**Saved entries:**
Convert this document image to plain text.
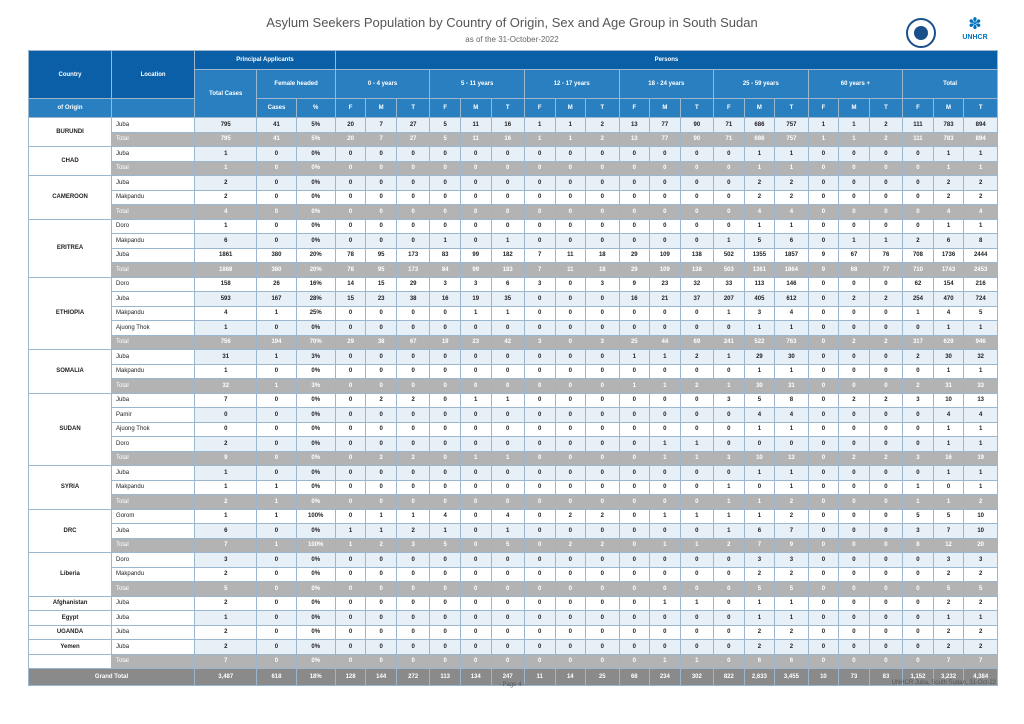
Asylum Seekers Population by Country of Origin, Sex and Age Group in South Sudan
as of the 31-October-2022
✽
UNHCR
Country	Location	Principal Applicants			Persons																				
		Total Cases	Female headed		0 - 4 years			5 - 11 years			12 - 17 years			18 - 24 years			25 - 59 years			60 years +			Total		
of Origin			Cases	%	F	M	T	F	M	T	F	M	T	F	M	T	F	M	T	F	M	T	F	M	T
BURUNDI	Juba	795	41	5%	20	7	27	5	11	16	1	1	2	13	77	90	71	686	757	1	1	2	111	783	894
	Total	795	41	5%	20	7	27	5	11	16	1	1	2	13	77	90	71	686	757	1	1	2	111	783	894
CHAD	Juba	1	0	0%	0	0	0	0	0	0	0	0	0	0	0	0	0	1	1	0	0	0	0	1	1
	Total	1	0	0%	0	0	0	0	0	0	0	0	0	0	0	0	0	1	1	0	0	0	0	1	1
CAMEROON	Juba	2	0	0%	0	0	0	0	0	0	0	0	0	0	0	0	0	2	2	0	0	0	0	2	2
	Makpandu	2	0	0%	0	0	0	0	0	0	0	0	0	0	0	0	0	2	2	0	0	0	0	2	2
	Total	4	0	0%	0	0	0	0	0	0	0	0	0	0	0	0	0	4	4	0	0	0	0	4	4
ERITREA	Doro	1	0	0%	0	0	0	0	0	0	0	0	0	0	0	0	0	1	1	0	0	0	0	1	1
	Makpandu	6	0	0%	0	0	0	1	0	1	0	0	0	0	0	0	1	5	6	0	1	1	2	6	8
	Juba	1861	380	20%	78	95	173	83	99	182	7	11	18	29	109	138	502	1355	1857	9	67	76	708	1736	2444
	Total	1868	380	20%	78	95	173	84	99	183	7	11	18	29	109	138	503	1361	1864	9	68	77	710	1743	2453
ETHIOPIA	Doro	158	26	16%	14	15	29	3	3	6	3	0	3	9	23	32	33	113	146	0	0	0	62	154	216
	Juba	593	167	28%	15	23	38	16	19	35	0	0	0	16	21	37	207	405	612	0	2	2	254	470	724
	Makpandu	4	1	25%	0	0	0	0	1	1	0	0	0	0	0	0	1	3	4	0	0	0	1	4	5
	Ajuong Thok	1	0	0%	0	0	0	0	0	0	0	0	0	0	0	0	0	1	1	0	0	0	0	1	1
	Total	756	194	70%	29	38	67	19	23	42	3	0	3	25	44	69	241	522	763	0	2	2	317	629	946
SOMALIA	Juba	31	1	3%	0	0	0	0	0	0	0	0	0	1	1	2	1	29	30	0	0	0	2	30	32
	Makpandu	1	0	0%	0	0	0	0	0	0	0	0	0	0	0	0	0	1	1	0	0	0	0	1	1
	Total	32	1	3%	0	0	0	0	0	0	0	0	0	1	1	2	1	30	31	0	0	0	2	31	33
SUDAN	Juba	7	0	0%	0	2	2	0	1	1	0	0	0	0	0	0	3	5	8	0	2	2	3	10	13
	Pamir	0	0	0%	0	0	0	0	0	0	0	0	0	0	0	0	0	4	4	0	0	0	0	4	4
	Ajuong Thok	0	0	0%	0	0	0	0	0	0	0	0	0	0	0	0	0	1	1	0	0	0	0	1	1
	Doro	2	0	0%	0	0	0	0	0	0	0	0	0	0	1	1	0	0	0	0	0	0	0	1	1
	Total	9	0	0%	0	2	2	0	1	1	0	0	0	0	1	1	3	10	13	0	2	2	3	16	19
SYRIA	Juba	1	0	0%	0	0	0	0	0	0	0	0	0	0	0	0	0	1	1	0	0	0	0	1	1
	Makpandu	1	1	0%	0	0	0	0	0	0	0	0	0	0	0	0	1	0	1	0	0	0	1	0	1
	Total	2	1	0%	0	0	0	0	0	0	0	0	0	0	0	0	1	1	2	0	0	0	1	1	2
DRC	Gorom	1	1	100%	0	1	1	4	0	4	0	2	2	0	1	1	1	1	2	0	0	0	5	5	10
	Juba	6	0	0%	1	1	2	1	0	1	0	0	0	0	0	0	1	6	7	0	0	0	3	7	10
	Total	7	1	100%	1	2	3	5	0	5	0	2	2	0	1	1	2	7	9	0	0	0	8	12	20
Liberia	Doro	3	0	0%	0	0	0	0	0	0	0	0	0	0	0	0	0	3	3	0	0	0	0	3	3
	Makpandu	2	0	0%	0	0	0	0	0	0	0	0	0	0	0	0	0	2	2	0	0	0	0	2	2
	Total	5	0	0%	0	0	0	0	0	0	0	0	0	0	0	0	0	5	5	0	0	0	0	5	5
Afghanistan	Juba	2	0	0%	0	0	0	0	0	0	0	0	0	0	1	1	0	1	1	0	0	0	0	2	2
Egypt	Juba	1	0	0%	0	0	0	0	0	0	0	0	0	0	0	0	0	1	1	0	0	0	0	1	1
UGANDA	Juba	2	0	0%	0	0	0	0	0	0	0	0	0	0	0	0	0	2	2	0	0	0	0	2	2
Yemen	Juba	2	0	0%	0	0	0	0	0	0	0	0	0	0	0	0	0	2	2	0	0	0	0	2	2
	Total	7	0	0%	0	0	0	0	0	0	0	0	0	0	1	1	0	6	6	0	0	0	0	7	7
Grand Total		3,487	618	18%	128	144	272	113	134	247	11	14	25	68	234	302	822	2,633	3,455	10	73	83	1,152	3,232	4,384
- Page 4 -	UNHCR Juba, South Sudan, 31-Oct-22
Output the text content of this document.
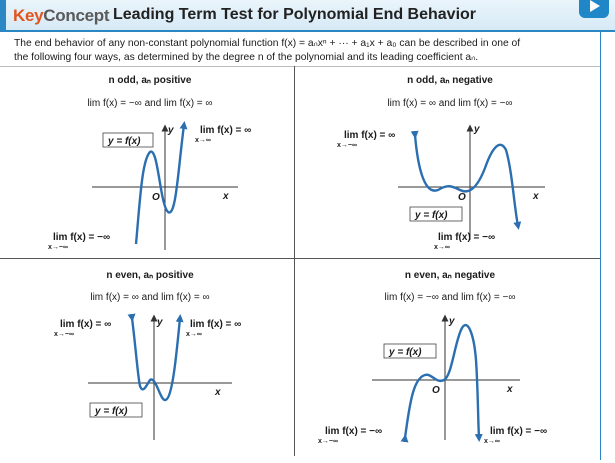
KeyConcept Leading Term Test for Polynomial End Behavior
The end behavior of any non-constant polynomial function f(x) = aₙxⁿ + ··· + a₁x + a₀ can be described in one of
the following four ways, as determined by the degree n of the polynomial and its leading coefficient aₙ.
n odd, aₙ positive
lim f(x) = −∞ and lim f(x) = ∞
n odd, aₙ negative
lim f(x) = ∞ and lim f(x) = −∞
n even, aₙ positive
lim f(x) = ∞ and lim f(x) = ∞
n even, aₙ negative
lim f(x) = −∞ and lim f(x) = −∞
O	x
y
y = f(x)
lim f(x) = ∞
x→∞
lim f(x) = −∞
x→−∞
O	x
y
y = f(x)
lim f(x) = ∞
x→−∞
lim f(x) = −∞
x→∞
x
y
y = f(x)
lim f(x) = ∞
x→−∞
lim f(x) = ∞
x→∞
O	x
y
y = f(x)
lim f(x) = −∞
x→−∞
lim f(x) = −∞
x→∞
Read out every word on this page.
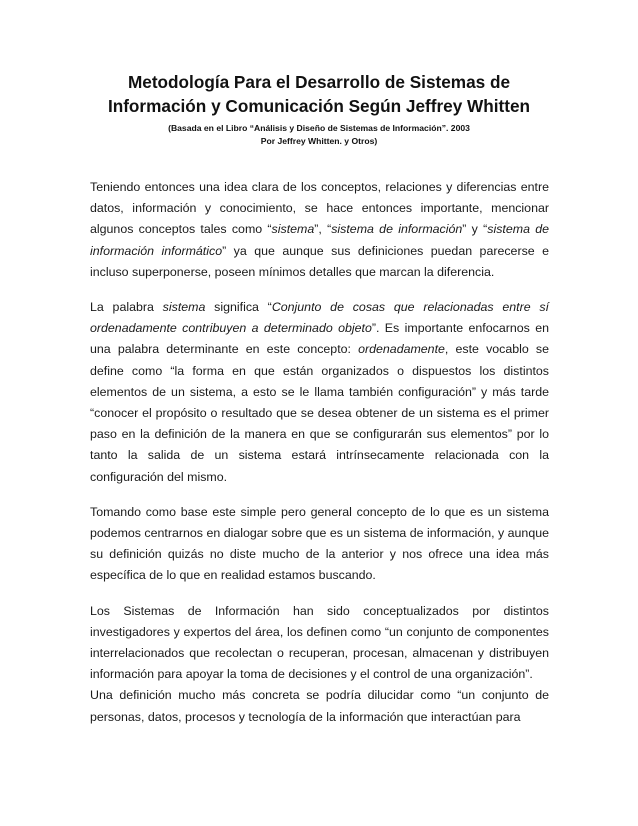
Metodología Para el Desarrollo de Sistemas de
Información y Comunicación Según Jeffrey Whitten
(Basada en el Libro “Análisis y Diseño de Sistemas de Información”. 2003
Por Jeffrey Whitten. y Otros)

Teniendo entonces una idea clara de los conceptos, relaciones y diferencias entre datos, información y conocimiento, se hace entonces importante, mencionar algunos conceptos tales como “sistema”, “sistema de información” y “sistema de información informático” ya que aunque sus definiciones puedan parecerse e incluso superponerse, poseen mínimos detalles que marcan la diferencia.

La palabra sistema significa “Conjunto de cosas que relacionadas entre sí ordenadamente contribuyen a determinado objeto”. Es importante enfocarnos en una palabra determinante en este concepto: ordenadamente, este vocablo se define como “la forma en que están organizados o dispuestos los distintos elementos de un sistema, a esto se le llama también configuración” y más tarde “conocer el propósito o resultado que se desea obtener de un sistema es el primer paso en la definición de la manera en que se configurarán sus elementos” por lo tanto la salida de un sistema estará intrínsecamente relacionada con la configuración del mismo.

Tomando como base este simple pero general concepto de lo que es un sistema podemos centrarnos en dialogar sobre que es un sistema de información, y aunque su definición quizás no diste mucho de la anterior y nos ofrece una idea más específica de lo que en realidad estamos buscando.

Los Sistemas de Información han sido conceptualizados por distintos investigadores y expertos del área, los definen como “un conjunto de componentes interrelacionados que recolectan o recuperan, procesan, almacenan y distribuyen información para apoyar la toma de decisiones y el control de una organización”.

Una definición mucho más concreta se podría dilucidar como “un conjunto de personas, datos, procesos y tecnología de la información que interactúan para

**DO THIS:** For each line above that contains the word "Thok", copy that line.

**EXERCISE RESULT:**
	Ajuong Thok	1	0	0%	0	0	0	0	0	0	0	0	0	0	0	0	0	1	1	0	0	0	0	1	1
	Ajuong Thok	0	0	0%	0	0	0	0	0	0	0	0	0	0	0	0	0	1	1	0	0	0	0	1	1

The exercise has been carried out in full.